Document excerpt →

— begin —

# The sun came out!! (ST220)



## spooj (Mar 29, 2008)

Spent most of saturday working thru the car getting it as good as i can.
I guess the allure of some sunny weather has given me a second wind cos winter really did sap all my enthusiasm i must admit.


----------



## Needs a clean (May 24, 2008)

That is a very nice Mondeo!!!!
Just one question? Where are the rear reflectors on the back (usually below the bumper). If they are facelifted rear clusters, i believe that they do not have built in reflectors (I may be wrong however) or are they pre-facelift clusters that have been fettled with?


----------



## Leemack (Mar 6, 2009)

Looks good :thumb:


----------



## spooj (Mar 29, 2008)

Needs a clean said:


> That is a very nice Mondeo!!!!
> Just one question? Where are the rear reflectors on the back (usually below the bumper). If they are facelifted rear clusters, i believe that they do not have built in reflectors (I may be wrong however) or are they pre-facelift clusters that have been fettled with?


your not wrong,however 3 things worth of note/.

1:my MOT tester has no issues with them despite there not being reflectors fitted
2:Ford want around £90 for the reflectors and im not up for any 'being bent over by a main dealer action' lol

3:there is enough reflecting material in a typical big ass number plate to light up like a spaceship when someones headlights hit it that im not worried about any health and safety aspect to be fair cos i dont see any.:thumb:


----------



## ryanuk (Jun 22, 2007)

loving that mate! was looking at them rims for the new van.


----------



## adlem (Jul 6, 2008)

Very nice, I read the feature :thumb:


----------



## Needs a clean (May 24, 2008)

spooj said:


> your not wrong,however 3 things worth of note/.

— end —

Information shown →

— begin —

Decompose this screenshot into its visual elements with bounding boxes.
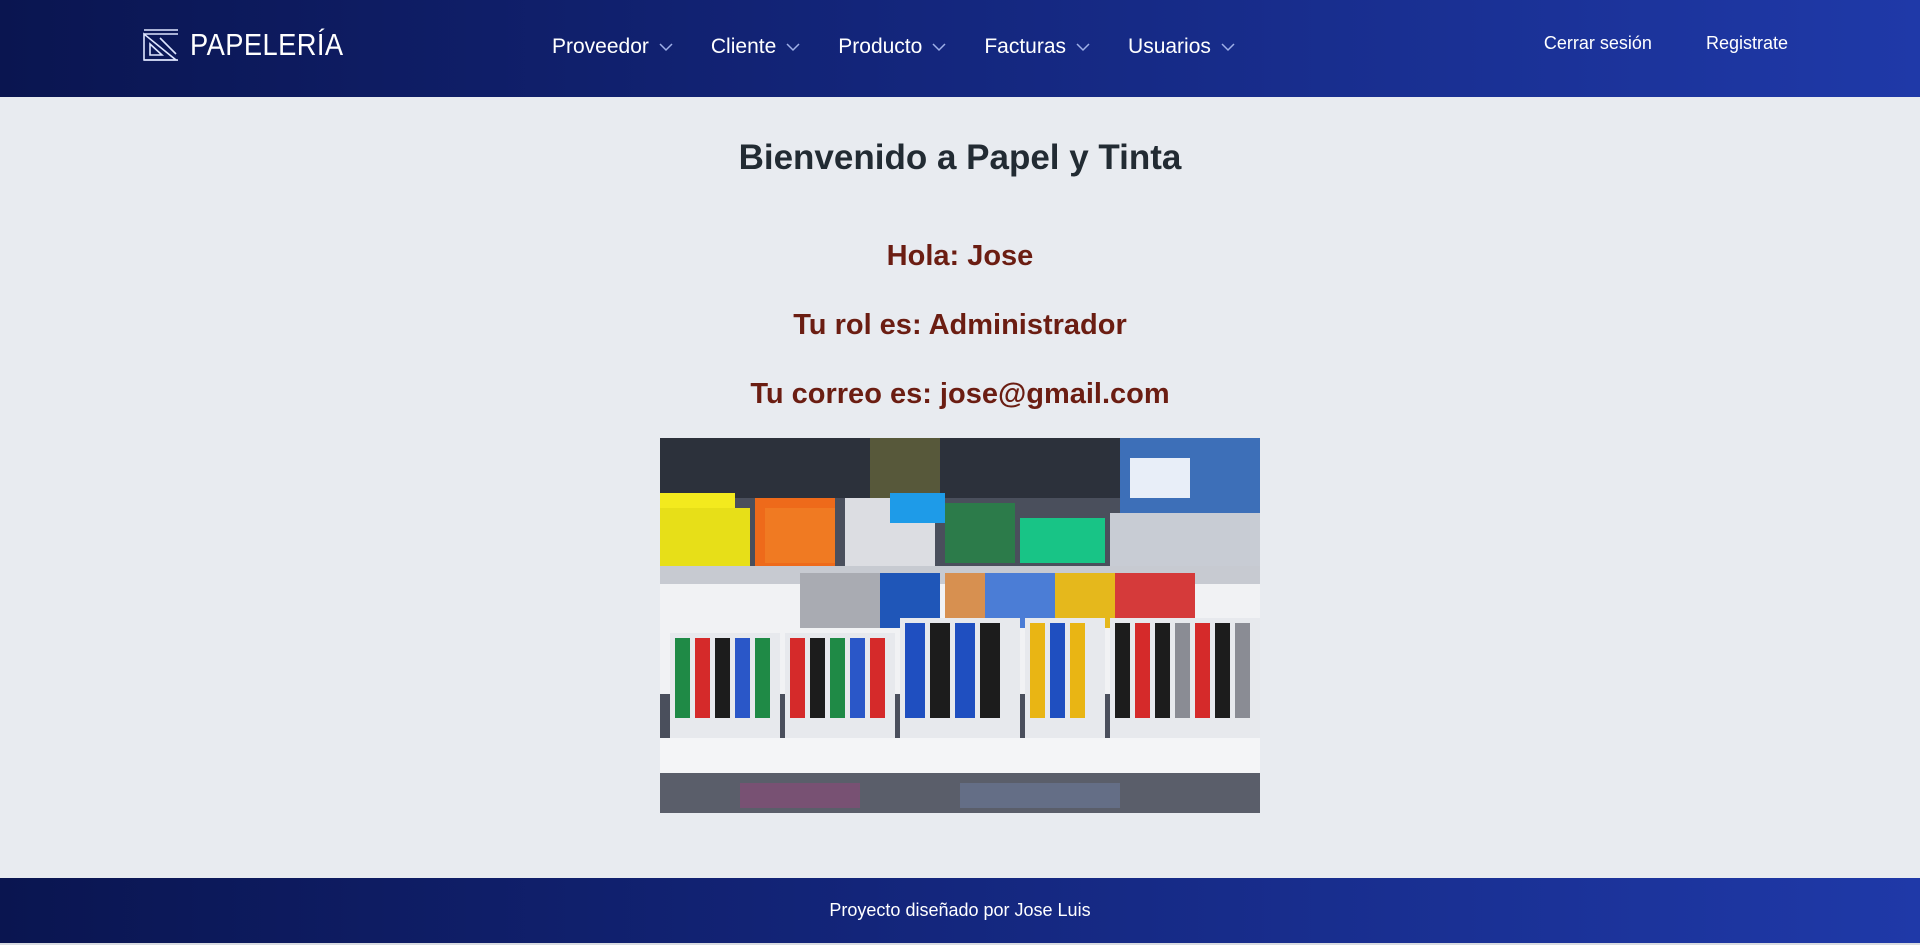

— end —
— begin —

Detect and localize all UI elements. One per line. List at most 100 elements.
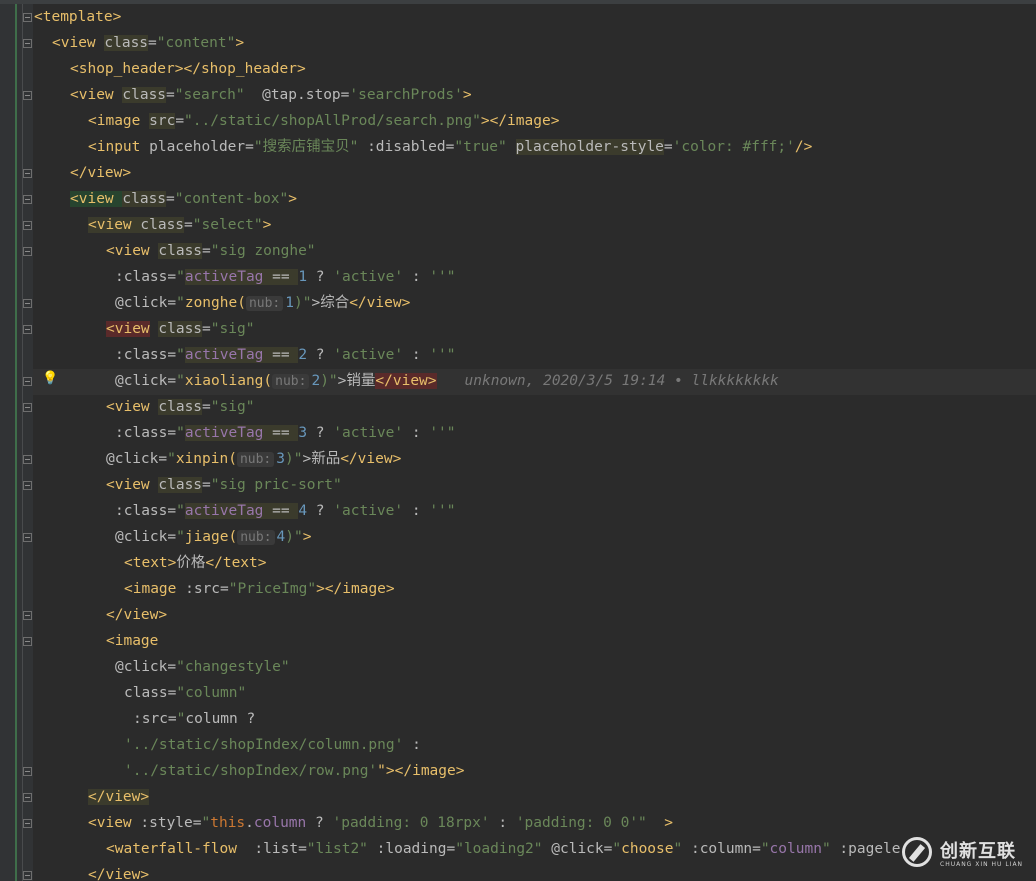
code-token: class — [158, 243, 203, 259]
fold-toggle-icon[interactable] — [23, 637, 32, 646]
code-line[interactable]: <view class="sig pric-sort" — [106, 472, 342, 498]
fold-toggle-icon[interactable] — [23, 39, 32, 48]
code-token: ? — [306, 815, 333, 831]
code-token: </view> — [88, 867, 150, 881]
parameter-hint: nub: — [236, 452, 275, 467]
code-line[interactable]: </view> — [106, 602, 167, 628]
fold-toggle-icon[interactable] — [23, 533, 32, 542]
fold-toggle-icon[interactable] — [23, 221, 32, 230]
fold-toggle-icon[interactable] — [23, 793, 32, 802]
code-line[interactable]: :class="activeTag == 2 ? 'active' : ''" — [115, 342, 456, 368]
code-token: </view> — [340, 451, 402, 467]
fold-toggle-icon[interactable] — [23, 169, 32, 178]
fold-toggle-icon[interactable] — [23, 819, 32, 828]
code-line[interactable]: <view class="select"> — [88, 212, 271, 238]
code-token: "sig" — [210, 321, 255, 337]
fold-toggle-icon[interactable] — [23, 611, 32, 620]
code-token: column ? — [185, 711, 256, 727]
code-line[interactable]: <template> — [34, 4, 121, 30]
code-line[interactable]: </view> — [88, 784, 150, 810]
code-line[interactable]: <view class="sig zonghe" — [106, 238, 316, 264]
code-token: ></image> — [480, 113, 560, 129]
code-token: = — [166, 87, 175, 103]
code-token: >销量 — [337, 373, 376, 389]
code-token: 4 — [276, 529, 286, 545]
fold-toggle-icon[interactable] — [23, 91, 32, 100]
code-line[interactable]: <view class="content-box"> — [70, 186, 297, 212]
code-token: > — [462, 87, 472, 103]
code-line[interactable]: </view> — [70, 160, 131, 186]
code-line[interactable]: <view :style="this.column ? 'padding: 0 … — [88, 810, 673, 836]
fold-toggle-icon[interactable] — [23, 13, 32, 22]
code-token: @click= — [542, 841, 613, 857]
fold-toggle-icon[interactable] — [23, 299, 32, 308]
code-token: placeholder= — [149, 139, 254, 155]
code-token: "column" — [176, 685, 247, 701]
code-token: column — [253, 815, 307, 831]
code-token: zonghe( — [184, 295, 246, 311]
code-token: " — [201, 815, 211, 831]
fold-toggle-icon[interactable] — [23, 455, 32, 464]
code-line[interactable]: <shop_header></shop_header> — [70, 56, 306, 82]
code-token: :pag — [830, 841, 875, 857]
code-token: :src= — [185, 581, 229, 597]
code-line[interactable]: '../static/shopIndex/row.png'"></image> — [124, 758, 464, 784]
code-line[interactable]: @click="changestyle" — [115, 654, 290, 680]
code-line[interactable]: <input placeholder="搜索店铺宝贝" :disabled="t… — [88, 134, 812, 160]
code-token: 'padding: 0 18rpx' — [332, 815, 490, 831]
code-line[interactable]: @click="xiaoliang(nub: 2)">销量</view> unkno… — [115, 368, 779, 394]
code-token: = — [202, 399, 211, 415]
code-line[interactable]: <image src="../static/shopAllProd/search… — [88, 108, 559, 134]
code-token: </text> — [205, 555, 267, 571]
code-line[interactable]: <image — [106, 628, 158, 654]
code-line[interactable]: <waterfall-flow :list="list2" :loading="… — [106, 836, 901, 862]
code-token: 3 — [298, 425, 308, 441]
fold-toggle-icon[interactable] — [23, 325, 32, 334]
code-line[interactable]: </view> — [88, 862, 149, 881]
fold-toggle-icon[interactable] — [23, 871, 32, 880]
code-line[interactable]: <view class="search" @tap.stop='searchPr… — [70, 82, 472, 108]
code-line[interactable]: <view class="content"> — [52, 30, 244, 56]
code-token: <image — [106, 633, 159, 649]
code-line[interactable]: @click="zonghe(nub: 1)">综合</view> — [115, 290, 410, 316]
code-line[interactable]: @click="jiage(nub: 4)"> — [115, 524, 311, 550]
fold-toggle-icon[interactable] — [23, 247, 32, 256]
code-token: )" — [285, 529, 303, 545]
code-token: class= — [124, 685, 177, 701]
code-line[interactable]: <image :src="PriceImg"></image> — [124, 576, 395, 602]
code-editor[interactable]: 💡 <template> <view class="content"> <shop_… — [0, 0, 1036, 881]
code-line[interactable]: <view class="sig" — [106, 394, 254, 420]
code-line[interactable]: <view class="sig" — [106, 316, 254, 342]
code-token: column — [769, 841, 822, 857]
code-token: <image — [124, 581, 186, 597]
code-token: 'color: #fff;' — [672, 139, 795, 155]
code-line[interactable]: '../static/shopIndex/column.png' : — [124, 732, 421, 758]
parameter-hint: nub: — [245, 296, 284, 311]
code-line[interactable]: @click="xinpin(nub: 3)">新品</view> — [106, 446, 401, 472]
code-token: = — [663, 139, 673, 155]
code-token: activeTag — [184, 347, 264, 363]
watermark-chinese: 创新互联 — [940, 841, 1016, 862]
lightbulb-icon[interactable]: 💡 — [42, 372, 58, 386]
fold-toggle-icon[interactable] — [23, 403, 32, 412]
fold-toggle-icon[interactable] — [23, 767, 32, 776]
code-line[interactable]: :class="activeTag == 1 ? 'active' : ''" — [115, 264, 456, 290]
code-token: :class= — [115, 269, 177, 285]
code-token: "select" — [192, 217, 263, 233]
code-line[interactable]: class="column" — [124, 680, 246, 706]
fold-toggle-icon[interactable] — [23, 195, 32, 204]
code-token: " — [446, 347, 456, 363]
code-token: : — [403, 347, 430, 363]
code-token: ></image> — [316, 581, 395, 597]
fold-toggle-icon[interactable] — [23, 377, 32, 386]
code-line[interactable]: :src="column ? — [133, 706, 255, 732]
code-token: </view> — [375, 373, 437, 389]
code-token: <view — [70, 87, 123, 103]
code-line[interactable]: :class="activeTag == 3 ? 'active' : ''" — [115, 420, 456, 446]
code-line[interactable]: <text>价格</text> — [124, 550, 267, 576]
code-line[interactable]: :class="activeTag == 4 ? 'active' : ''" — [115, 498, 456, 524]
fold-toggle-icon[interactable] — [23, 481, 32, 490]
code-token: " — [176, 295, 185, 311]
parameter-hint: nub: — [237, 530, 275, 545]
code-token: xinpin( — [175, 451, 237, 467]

— end —
— begin —

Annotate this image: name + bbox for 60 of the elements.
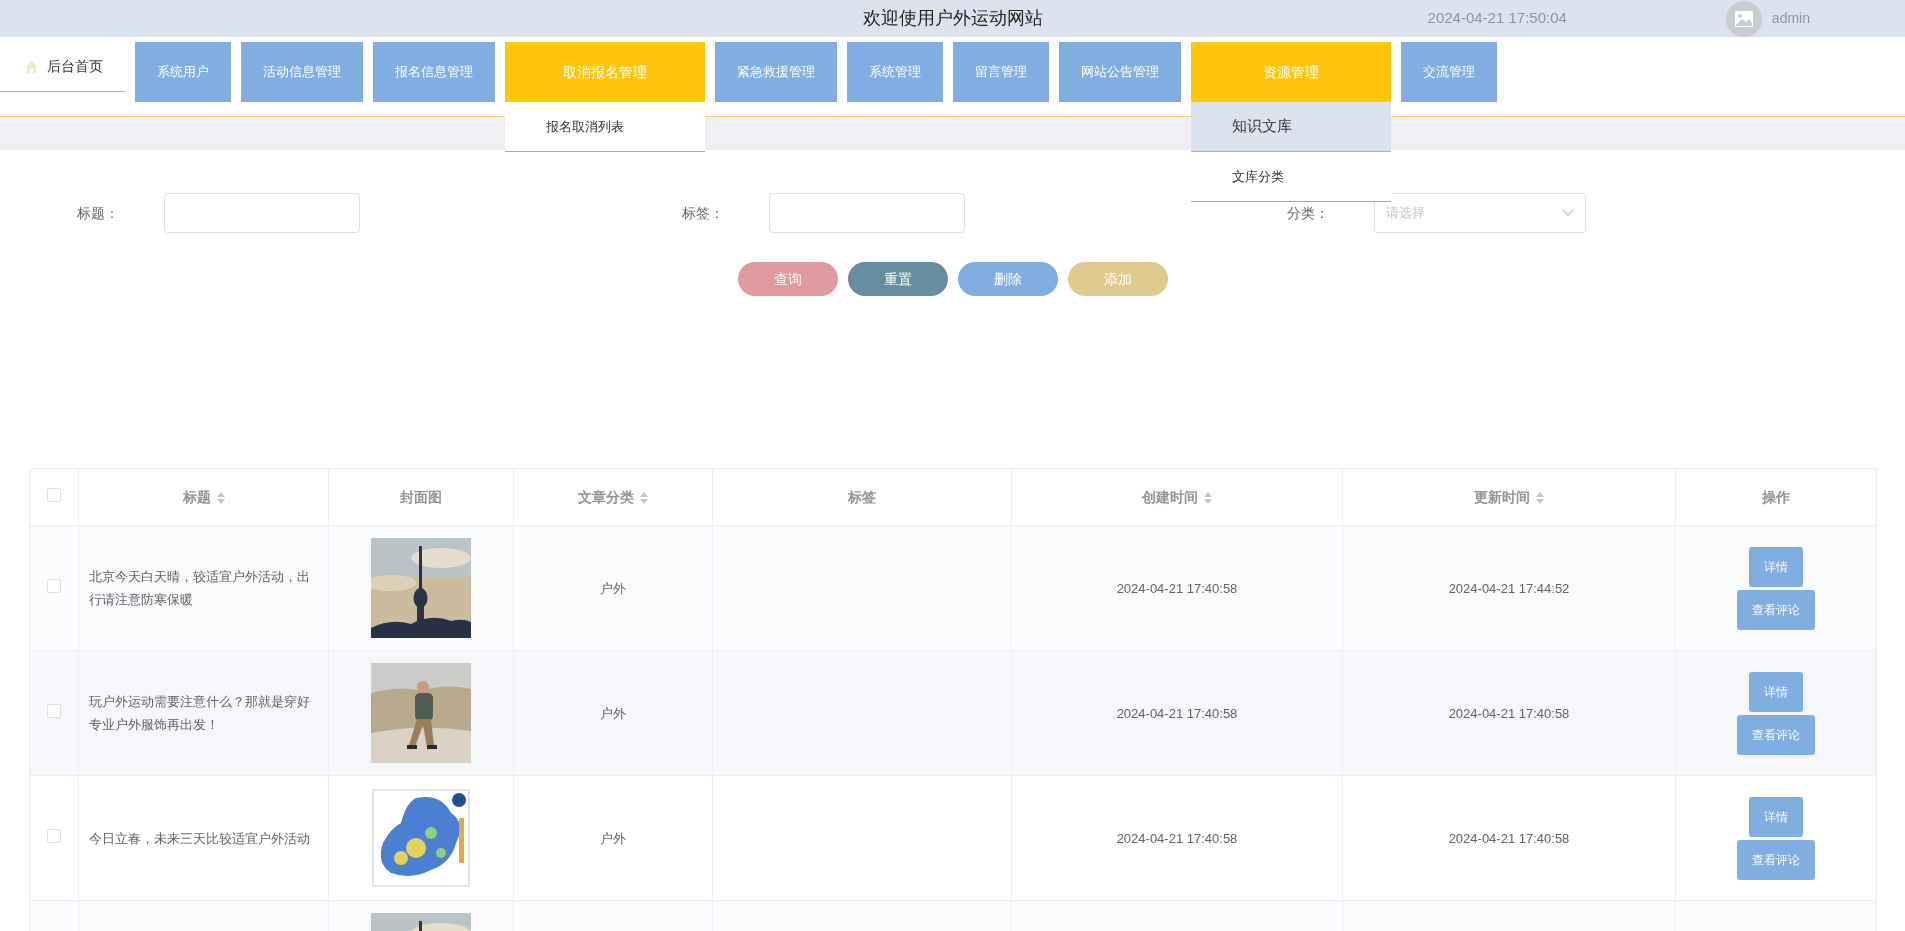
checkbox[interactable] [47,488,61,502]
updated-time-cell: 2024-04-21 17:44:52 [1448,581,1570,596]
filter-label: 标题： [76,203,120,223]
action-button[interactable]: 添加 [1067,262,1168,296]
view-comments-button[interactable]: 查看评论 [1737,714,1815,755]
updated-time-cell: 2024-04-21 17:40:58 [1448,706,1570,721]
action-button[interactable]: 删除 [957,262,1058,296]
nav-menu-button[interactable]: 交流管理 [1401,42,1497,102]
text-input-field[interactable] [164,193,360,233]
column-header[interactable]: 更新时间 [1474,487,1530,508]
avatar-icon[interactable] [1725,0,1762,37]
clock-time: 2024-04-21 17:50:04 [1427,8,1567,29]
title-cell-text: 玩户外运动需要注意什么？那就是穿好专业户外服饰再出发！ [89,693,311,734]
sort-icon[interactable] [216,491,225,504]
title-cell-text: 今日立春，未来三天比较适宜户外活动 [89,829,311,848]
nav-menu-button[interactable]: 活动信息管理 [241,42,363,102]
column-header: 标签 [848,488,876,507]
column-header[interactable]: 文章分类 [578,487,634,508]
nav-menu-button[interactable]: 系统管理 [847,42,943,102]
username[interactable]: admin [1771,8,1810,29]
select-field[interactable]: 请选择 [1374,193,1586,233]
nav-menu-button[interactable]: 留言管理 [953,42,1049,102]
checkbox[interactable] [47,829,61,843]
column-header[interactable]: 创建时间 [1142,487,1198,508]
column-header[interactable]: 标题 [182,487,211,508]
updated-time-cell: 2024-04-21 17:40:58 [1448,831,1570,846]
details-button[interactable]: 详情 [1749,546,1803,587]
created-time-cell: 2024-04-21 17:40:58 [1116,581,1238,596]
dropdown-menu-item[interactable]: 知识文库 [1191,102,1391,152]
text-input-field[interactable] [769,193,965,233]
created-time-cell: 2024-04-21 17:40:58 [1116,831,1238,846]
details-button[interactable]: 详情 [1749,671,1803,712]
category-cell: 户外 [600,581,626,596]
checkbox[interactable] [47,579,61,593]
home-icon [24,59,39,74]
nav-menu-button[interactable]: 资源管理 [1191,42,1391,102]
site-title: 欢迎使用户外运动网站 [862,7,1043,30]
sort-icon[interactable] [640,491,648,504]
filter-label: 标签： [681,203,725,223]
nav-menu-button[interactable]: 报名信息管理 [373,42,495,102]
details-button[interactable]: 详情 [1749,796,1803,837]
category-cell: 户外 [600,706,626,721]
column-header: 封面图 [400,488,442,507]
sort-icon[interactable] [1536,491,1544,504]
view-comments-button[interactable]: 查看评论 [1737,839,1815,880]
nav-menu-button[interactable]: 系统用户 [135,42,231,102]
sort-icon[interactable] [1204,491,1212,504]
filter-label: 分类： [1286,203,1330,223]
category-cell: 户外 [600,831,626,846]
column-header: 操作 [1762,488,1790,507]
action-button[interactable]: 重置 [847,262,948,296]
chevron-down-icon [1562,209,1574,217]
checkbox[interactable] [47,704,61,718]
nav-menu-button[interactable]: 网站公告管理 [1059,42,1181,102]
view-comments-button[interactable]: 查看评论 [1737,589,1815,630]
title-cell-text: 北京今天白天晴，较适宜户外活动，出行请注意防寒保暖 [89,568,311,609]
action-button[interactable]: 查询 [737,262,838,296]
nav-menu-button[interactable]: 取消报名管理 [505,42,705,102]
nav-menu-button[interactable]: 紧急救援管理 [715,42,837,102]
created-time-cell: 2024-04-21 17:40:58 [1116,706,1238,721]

— end —

Exercise instructions →
a: According to the ST220 forum thread, roughly how much does Ford charge for the rear reflectors?
b: Continue the ST220 forum thread from the point where it stops.
The items are separate material from the ST220 forum thread.

Results in order →
a: Around £90.

b:
> 
> 1:my MOT tester has no issues with them despite there not being reflectors fitted
> 2:Ford want around £90 for the reflectors and im not up for any 'being bent over by a main dealer action' lol
> ...


Nice one mate. My Dad wanted facelifted clusters on the back of his Ghia, but as you say, Ford wanted an arm and a leg for the rear valance that had the reflectors fitted, so we ended up getting 2 reflectors from a scrappy, and cutting the original valance he had on his car. 
Your MOT tester must be cool cause my Dads MOT tester said he would fail the car without the reflectors! Tool!!!
Anyway, as i said before, that is a MINT looking Mondeo bud. :thumb::thumb::thumb:


----------



## spooj (Mar 29, 2008)

Needs a clean said:


> Nice one mate. My Dad wanted facelifted clusters on the back of his Ghia, but as you say, Ford wanted an arm and a leg for the rear valance that had the reflectors fitted, so we ended up getting 2 reflectors from a scrappy, and cutting the original valance he had on his car.
> Your MOT tester must be cool cause my Dads MOT tester said he would fail the car without the reflectors! Tool!!!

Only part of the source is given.